Exercise: The entries that follow should be written out exactly.

Data listing:
— Begin —

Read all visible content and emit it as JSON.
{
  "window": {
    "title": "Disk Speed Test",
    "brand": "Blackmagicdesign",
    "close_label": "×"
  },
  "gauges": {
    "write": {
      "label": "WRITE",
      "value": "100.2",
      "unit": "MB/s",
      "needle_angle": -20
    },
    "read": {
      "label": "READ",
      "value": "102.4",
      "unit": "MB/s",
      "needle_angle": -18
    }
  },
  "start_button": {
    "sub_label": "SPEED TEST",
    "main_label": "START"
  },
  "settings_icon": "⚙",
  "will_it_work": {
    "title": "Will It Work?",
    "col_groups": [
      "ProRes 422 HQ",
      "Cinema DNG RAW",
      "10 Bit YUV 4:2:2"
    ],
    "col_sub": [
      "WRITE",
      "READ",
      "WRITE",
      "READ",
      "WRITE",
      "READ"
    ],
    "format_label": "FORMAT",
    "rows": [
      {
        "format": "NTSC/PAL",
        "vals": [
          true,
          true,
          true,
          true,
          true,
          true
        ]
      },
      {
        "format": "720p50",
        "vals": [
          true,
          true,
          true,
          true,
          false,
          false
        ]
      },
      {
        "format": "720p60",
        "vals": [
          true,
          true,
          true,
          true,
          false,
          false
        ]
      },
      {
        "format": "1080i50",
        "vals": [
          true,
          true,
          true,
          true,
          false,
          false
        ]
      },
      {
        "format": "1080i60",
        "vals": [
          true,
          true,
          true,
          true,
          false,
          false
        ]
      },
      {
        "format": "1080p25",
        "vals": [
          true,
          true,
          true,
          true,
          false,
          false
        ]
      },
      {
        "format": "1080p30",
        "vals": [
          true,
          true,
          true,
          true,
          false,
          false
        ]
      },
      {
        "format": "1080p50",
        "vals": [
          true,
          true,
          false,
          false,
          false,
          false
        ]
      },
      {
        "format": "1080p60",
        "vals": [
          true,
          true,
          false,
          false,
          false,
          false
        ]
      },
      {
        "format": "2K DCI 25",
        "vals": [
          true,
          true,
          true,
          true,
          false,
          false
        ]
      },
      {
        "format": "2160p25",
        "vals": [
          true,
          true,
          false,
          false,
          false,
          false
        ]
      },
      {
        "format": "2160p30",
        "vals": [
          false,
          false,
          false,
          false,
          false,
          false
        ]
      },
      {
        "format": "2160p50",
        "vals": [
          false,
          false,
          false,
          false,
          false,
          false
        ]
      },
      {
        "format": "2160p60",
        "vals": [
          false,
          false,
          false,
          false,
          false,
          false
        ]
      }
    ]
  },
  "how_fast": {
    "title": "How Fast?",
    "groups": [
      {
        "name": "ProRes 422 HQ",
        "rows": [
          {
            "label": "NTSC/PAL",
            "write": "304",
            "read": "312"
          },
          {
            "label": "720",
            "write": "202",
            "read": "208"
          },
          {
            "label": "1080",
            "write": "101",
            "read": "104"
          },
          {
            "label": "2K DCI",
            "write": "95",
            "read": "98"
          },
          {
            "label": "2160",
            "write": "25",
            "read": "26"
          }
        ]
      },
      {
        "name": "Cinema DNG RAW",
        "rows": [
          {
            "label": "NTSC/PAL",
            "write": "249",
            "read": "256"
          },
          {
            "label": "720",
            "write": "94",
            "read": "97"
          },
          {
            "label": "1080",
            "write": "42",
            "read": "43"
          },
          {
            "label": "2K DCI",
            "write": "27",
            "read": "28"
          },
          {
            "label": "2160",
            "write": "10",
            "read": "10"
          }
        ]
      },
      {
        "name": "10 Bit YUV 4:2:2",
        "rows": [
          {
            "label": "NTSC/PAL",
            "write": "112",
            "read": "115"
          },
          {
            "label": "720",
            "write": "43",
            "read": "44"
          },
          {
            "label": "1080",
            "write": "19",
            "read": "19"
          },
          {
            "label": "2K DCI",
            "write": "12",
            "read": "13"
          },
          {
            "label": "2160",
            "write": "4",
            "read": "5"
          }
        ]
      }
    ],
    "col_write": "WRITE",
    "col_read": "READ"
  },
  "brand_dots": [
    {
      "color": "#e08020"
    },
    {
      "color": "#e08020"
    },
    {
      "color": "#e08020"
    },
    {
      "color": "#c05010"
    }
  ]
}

— End —

Written answer:
Read all visible content and emit it as JSON.
{
  "window": {
    "title": "Disk Speed Test",
    "brand": "Blackmagicdesign",
    "close_label": "×"
  },
  "gauges": {
    "write": {
      "label": "WRITE",
      "value": "100.2",
      "unit": "MB/s",
      "needle_angle": -20
    },
    "read": {
      "label": "READ",
      "value": "102.4",
      "unit": "MB/s",
      "needle_angle": -18
    }
  },
  "start_button": {
    "sub_label": "SPEED TEST",
    "main_label": "START"
  },
  "settings_icon": "⚙",
  "will_it_work": {
    "title": "Will It Work?",
    "col_groups": [
      "ProRes 422 HQ",
      "Cinema DNG RAW",
      "10 Bit YUV 4:2:2"
    ],
    "col_sub": [
      "WRITE",
      "READ",
      "WRITE",
      "READ",
      "WRITE",
      "READ"
    ],
    "format_label": "FORMAT",
    "rows": [
      {
        "format": "NTSC/PAL",
        "vals": [
          true,
          true,
          true,
          true,
          true,
          true
        ]
      },
      {
        "format": "720p50",
        "vals": [
          true,
          true,
          true,
          true,
          false,
          false
        ]
      },
      {
        "format": "720p60",
        "vals": [
          true,
          true,
          true,
          true,
          false,
          false
        ]
      },
      {
        "format": "1080i50",
        "vals": [
          true,
          true,
          true,
          true,
          false,
          false
        ]
      },
      {
        "format": "1080i60",
        "vals": [
          true,
          true,
          true,
          true,
          false,
          false
        ]
      },
      {
        "format": "1080p25",
        "vals": [
          true,
          true,
          true,
          true,
          false,
          false
        ]
      },
      {
        "format": "1080p30",
        "vals": [
          true,
          true,
          true,
          true,
          false,
          false
        ]
      },
      {
        "format": "1080p50",
        "vals": [
          true,
          true,
          false,
          false,
          false,
          false
        ]
      },
      {
        "format": "1080p60",
        "vals": [
          true,
          true,
          false,
          false,
          false,
          false
        ]
      },
      {
        "format": "2K DCI 25",
        "vals": [
          true,
          true,
          true,
          true,
          false,
          false
        ]
      },
      {
        "format": "2160p25",
        "vals": [
          true,
          true,
          false,
          false,
          false,
          false
        ]
      },
      {
        "format": "2160p30",
        "vals": [
          false,
          false,
          false,
          false,
          false,
          false
        ]
      },
      {
        "format": "2160p50",
        "vals": [
          false,
          false,
          false,
          false,
          false,
          false
        ]
      },
      {
        "format": "2160p60",
        "vals": [
          false,
          false,
          false,
          false,
          false,
          false
        ]
      }
    ]
  },
  "how_fast": {
    "title": "How Fast?",
    "groups": [
      {
        "name": "ProRes 422 HQ",
        "rows": [
          {
            "label": "NTSC/PAL",
            "write": "304",
            "read": "312"
          },
          {
            "label": "720",
            "write": "202",
            "read": "208"
          },
          {
            "label": "1080",
            "write": "101",
            "read": "104"
          },
          {
            "label": "2K DCI",
            "write": "95",
            "read": "98"
          },
          {
            "label": "2160",
            "write": "25",
            "read": "26"
          }
        ]
      },
      {
        "name": "Cinema DNG RAW",
        "rows": [
          {
            "label": "NTSC/PAL",
            "write": "249",
            "read": "256"
          },
          {
            "label": "720",
            "write": "94",
            "read": "97"
          },
          {
            "label": "1080",
            "write": "42",
            "read": "43"
          },
          {
            "label": "2K DCI",
            "write": "27",
            "read": "28"
          },
          {
            "label": "2160",
            "write": "10",
            "read": "10"
          }
        ]
      },
      {
        "name": "10 Bit YUV 4:2:2",
        "rows": [
          {
            "label": "NTSC/PAL",
            "write": "112",
            "read": "115"
          },
          {
            "label": "720",
            "write": "43",
            "read": "44"
          },
          {
            "label": "1080",
            "write": "19",
            "read": "19"
          },
          {
            "label": "2K DCI",
            "write": "12",
            "read": "13"
          },
          {
            "label": "2160",
            "write": "4",
            "read": "5"
          }
        ]
      }
    ],
    "col_write": "WRITE",
    "col_read": "READ"
  },
  "brand_dots": [
    {
      "color": "#e08020"
    },
    {
      "color": "#e08020"
    },
    {
      "color": "#e08020"
    },
    {
      "color": "#c05010"
    }
  ]
}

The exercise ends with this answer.